## Task details
Set down the whole listing verbatim.

-- start Exercise inputs --

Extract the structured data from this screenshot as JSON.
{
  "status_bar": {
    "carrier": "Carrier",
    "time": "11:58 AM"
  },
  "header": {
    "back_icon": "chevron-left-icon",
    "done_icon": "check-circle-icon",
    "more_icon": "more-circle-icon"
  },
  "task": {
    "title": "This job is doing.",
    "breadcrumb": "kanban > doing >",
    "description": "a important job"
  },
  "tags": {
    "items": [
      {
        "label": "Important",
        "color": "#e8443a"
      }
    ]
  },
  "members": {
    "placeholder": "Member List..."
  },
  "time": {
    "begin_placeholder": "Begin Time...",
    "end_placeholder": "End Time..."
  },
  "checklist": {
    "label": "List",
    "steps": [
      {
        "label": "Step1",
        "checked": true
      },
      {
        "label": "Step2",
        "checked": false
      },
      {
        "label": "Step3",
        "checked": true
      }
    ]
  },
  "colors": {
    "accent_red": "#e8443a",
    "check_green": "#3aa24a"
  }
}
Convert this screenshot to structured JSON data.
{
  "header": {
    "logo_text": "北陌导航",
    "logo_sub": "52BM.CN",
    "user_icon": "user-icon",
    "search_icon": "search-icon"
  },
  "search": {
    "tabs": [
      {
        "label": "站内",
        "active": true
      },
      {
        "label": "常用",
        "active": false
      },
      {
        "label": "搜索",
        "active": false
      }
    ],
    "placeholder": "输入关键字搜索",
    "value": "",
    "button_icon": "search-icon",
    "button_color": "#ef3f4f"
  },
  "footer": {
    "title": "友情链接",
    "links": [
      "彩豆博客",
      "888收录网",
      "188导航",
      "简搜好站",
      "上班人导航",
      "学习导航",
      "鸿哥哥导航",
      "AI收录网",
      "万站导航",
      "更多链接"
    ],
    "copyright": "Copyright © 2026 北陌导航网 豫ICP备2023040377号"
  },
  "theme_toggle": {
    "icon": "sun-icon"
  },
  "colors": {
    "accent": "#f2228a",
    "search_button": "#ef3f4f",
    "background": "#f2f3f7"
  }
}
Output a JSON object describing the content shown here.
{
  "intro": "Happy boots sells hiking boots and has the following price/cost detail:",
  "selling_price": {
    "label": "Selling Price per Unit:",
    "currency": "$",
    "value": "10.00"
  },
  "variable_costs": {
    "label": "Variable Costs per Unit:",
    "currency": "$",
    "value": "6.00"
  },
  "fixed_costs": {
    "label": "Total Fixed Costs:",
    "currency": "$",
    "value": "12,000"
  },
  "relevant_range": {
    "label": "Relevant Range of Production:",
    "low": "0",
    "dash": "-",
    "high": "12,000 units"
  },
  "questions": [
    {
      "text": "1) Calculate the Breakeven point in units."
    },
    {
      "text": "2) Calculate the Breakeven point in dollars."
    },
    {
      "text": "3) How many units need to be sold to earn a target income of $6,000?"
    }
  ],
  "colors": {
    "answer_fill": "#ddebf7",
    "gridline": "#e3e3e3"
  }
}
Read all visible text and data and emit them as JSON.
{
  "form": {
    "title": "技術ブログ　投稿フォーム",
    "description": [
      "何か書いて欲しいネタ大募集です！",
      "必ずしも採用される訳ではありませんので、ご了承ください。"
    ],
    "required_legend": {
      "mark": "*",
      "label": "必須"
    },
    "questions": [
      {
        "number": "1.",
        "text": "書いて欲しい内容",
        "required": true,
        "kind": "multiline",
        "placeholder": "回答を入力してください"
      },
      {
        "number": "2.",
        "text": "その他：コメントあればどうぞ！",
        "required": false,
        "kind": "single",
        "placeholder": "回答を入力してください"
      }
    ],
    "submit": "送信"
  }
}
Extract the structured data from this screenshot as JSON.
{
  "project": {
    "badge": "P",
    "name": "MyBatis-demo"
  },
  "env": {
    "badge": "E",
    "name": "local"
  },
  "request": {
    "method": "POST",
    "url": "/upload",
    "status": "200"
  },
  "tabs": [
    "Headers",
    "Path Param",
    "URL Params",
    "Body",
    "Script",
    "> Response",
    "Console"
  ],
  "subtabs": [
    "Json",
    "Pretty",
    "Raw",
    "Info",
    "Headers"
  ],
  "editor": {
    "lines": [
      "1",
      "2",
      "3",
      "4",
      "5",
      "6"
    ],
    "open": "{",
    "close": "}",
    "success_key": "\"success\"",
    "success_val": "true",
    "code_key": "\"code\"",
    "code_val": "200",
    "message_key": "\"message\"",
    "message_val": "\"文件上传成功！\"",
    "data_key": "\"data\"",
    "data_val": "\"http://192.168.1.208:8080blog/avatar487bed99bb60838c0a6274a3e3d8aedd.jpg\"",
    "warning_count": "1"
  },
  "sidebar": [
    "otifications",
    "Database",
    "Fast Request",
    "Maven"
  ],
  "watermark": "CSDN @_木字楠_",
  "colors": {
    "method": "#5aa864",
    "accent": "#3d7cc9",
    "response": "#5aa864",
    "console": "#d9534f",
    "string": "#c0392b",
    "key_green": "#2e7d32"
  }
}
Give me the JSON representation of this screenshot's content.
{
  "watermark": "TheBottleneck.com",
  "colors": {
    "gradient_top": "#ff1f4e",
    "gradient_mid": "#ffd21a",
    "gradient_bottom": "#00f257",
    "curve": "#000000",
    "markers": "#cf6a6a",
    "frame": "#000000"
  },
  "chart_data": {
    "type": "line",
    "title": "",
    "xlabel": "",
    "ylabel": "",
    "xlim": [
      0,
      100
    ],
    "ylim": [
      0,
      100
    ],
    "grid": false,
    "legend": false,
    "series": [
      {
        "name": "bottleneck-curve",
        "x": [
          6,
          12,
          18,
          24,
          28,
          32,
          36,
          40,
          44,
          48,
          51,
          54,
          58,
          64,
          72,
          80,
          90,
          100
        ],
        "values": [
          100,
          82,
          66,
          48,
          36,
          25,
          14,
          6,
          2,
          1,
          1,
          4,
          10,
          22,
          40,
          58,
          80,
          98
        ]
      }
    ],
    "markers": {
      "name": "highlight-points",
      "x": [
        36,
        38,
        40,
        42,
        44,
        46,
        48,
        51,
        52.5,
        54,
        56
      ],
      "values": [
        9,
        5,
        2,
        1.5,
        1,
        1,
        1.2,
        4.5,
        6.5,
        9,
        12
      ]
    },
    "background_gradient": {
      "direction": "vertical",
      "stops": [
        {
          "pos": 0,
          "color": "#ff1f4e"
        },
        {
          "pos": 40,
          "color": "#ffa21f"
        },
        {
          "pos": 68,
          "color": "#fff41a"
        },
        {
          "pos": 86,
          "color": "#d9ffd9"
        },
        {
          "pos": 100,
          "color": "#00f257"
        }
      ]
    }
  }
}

-- end Exercise inputs --

## Result for this task
Extract the structured data from this screenshot as JSON.
{
  "status_bar": {
    "carrier": "Carrier",
    "time": "11:58 AM"
  },
  "header": {
    "back_icon": "chevron-left-icon",
    "done_icon": "check-circle-icon",
    "more_icon": "more-circle-icon"
  },
  "task": {
    "title": "This job is doing.",
    "breadcrumb": "kanban > doing >",
    "description": "a important job"
  },
  "tags": {
    "items": [
      {
        "label": "Important",
        "color": "#e8443a"
      }
    ]
  },
  "members": {
    "placeholder": "Member List..."
  },
  "time": {
    "begin_placeholder": "Begin Time...",
    "end_placeholder": "End Time..."
  },
  "checklist": {
    "label": "List",
    "steps": [
      {
        "label": "Step1",
        "checked": true
      },
      {
        "label": "Step2",
        "checked": false
      },
      {
        "label": "Step3",
        "checked": true
      }
    ]
  },
  "colors": {
    "accent_red": "#e8443a",
    "check_green": "#3aa24a"
  }
}
Convert this screenshot to structured JSON data.
{
  "header": {
    "logo_text": "北陌导航",
    "logo_sub": "52BM.CN",
    "user_icon": "user-icon",
    "search_icon": "search-icon"
  },
  "search": {
    "tabs": [
      {
        "label": "站内",
        "active": true
      },
      {
        "label": "常用",
        "active": false
      },
      {
        "label": "搜索",
        "active": false
      }
    ],
    "placeholder": "输入关键字搜索",
    "value": "",
    "button_icon": "search-icon",
    "button_color": "#ef3f4f"
  },
  "footer": {
    "title": "友情链接",
    "links": [
      "彩豆博客",
      "888收录网",
      "188导航",
      "简搜好站",
      "上班人导航",
      "学习导航",
      "鸿哥哥导航",
      "AI收录网",
      "万站导航",
      "更多链接"
    ],
    "copyright": "Copyright © 2026 北陌导航网 豫ICP备2023040377号"
  },
  "theme_toggle": {
    "icon": "sun-icon"
  },
  "colors": {
    "accent": "#f2228a",
    "search_button": "#ef3f4f",
    "background": "#f2f3f7"
  }
}
Output a JSON object describing the content shown here.
{
  "intro": "Happy boots sells hiking boots and has the following price/cost detail:",
  "selling_price": {
    "label": "Selling Price per Unit:",
    "currency": "$",
    "value": "10.00"
  },
  "variable_costs": {
    "label": "Variable Costs per Unit:",
    "currency": "$",
    "value": "6.00"
  },
  "fixed_costs": {
    "label": "Total Fixed Costs:",
    "currency": "$",
    "value": "12,000"
  },
  "relevant_range": {
    "label": "Relevant Range of Production:",
    "low": "0",
    "dash": "-",
    "high": "12,000 units"
  },
  "questions": [
    {
      "text": "1) Calculate the Breakeven point in units."
    },
    {
      "text": "2) Calculate the Breakeven point in dollars."
    },
    {
      "text": "3) How many units need to be sold to earn a target income of $6,000?"
    }
  ],
  "colors": {
    "answer_fill": "#ddebf7",
    "gridline": "#e3e3e3"
  }
}
Read all visible text and data and emit them as JSON.
{
  "form": {
    "title": "技術ブログ　投稿フォーム",
    "description": [
      "何か書いて欲しいネタ大募集です！",
      "必ずしも採用される訳ではありませんので、ご了承ください。"
    ],
    "required_legend": {
      "mark": "*",
      "label": "必須"
    },
    "questions": [
      {
        "number": "1.",
        "text": "書いて欲しい内容",
        "required": true,
        "kind": "multiline",
        "placeholder": "回答を入力してください"
      },
      {
        "number": "2.",
        "text": "その他：コメントあればどうぞ！",
        "required": false,
        "kind": "single",
        "placeholder": "回答を入力してください"
      }
    ],
    "submit": "送信"
  }
}
Extract the structured data from this screenshot as JSON.
{
  "project": {
    "badge": "P",
    "name": "MyBatis-demo"
  },
  "env": {
    "badge": "E",
    "name": "local"
  },
  "request": {
    "method": "POST",
    "url": "/upload",
    "status": "200"
  },
  "tabs": [
    "Headers",
    "Path Param",
    "URL Params",
    "Body",
    "Script",
    "> Response",
    "Console"
  ],
  "subtabs": [
    "Json",
    "Pretty",
    "Raw",
    "Info",
    "Headers"
  ],
  "editor": {
    "lines": [
      "1",
      "2",
      "3",
      "4",
      "5",
      "6"
    ],
    "open": "{",
    "close": "}",
    "success_key": "\"success\"",
    "success_val": "true",
    "code_key": "\"code\"",
    "code_val": "200",
    "message_key": "\"message\"",
    "message_val": "\"文件上传成功！\"",
    "data_key": "\"data\"",
    "data_val": "\"http://192.168.1.208:8080blog/avatar487bed99bb60838c0a6274a3e3d8aedd.jpg\"",
    "warning_count": "1"
  },
  "sidebar": [
    "otifications",
    "Database",
    "Fast Request",
    "Maven"
  ],
  "watermark": "CSDN @_木字楠_",
  "colors": {
    "method": "#5aa864",
    "accent": "#3d7cc9",
    "response": "#5aa864",
    "console": "#d9534f",
    "string": "#c0392b",
    "key_green": "#2e7d32"
  }
}
Give me the JSON representation of this screenshot's content.
{
  "watermark": "TheBottleneck.com",
  "colors": {
    "gradient_top": "#ff1f4e",
    "gradient_mid": "#ffd21a",
    "gradient_bottom": "#00f257",
    "curve": "#000000",
    "markers": "#cf6a6a",
    "frame": "#000000"
  },
  "chart_data": {
    "type": "line",
    "title": "",
    "xlabel": "",
    "ylabel": "",
    "xlim": [
      0,
      100
    ],
    "ylim": [
      0,
      100
    ],
    "grid": false,
    "legend": false,
    "series": [
      {
        "name": "bottleneck-curve",
        "x": [
          6,
          12,
          18,
          24,
          28,
          32,
          36,
          40,
          44,
          48,
          51,
          54,
          58,
          64,
          72,
          80,
          90,
          100
        ],
        "values": [
          100,
          82,
          66,
          48,
          36,
          25,
          14,
          6,
          2,
          1,
          1,
          4,
          10,
          22,
          40,
          58,
          80,
          98
        ]
      }
    ],
    "markers": {
      "name": "highlight-points",
      "x": [
        36,
        38,
        40,
        42,
        44,
        46,
        48,
        51,
        52.5,
        54,
        56
      ],
      "values": [
        9,
        5,
        2,
        1.5,
        1,
        1,
        1.2,
        4.5,
        6.5,
        9,
        12
      ]
    },
    "background_gradient": {
      "direction": "vertical",
      "stops": [
        {
          "pos": 0,
          "color": "#ff1f4e"
        },
        {
          "pos": 40,
          "color": "#ffa21f"
        },
        {
          "pos": 68,
          "color": "#fff41a"
        },
        {
          "pos": 86,
          "color": "#d9ffd9"
        },
        {
          "pos": 100,
          "color": "#00f257"
        }
      ]
    }
  }
}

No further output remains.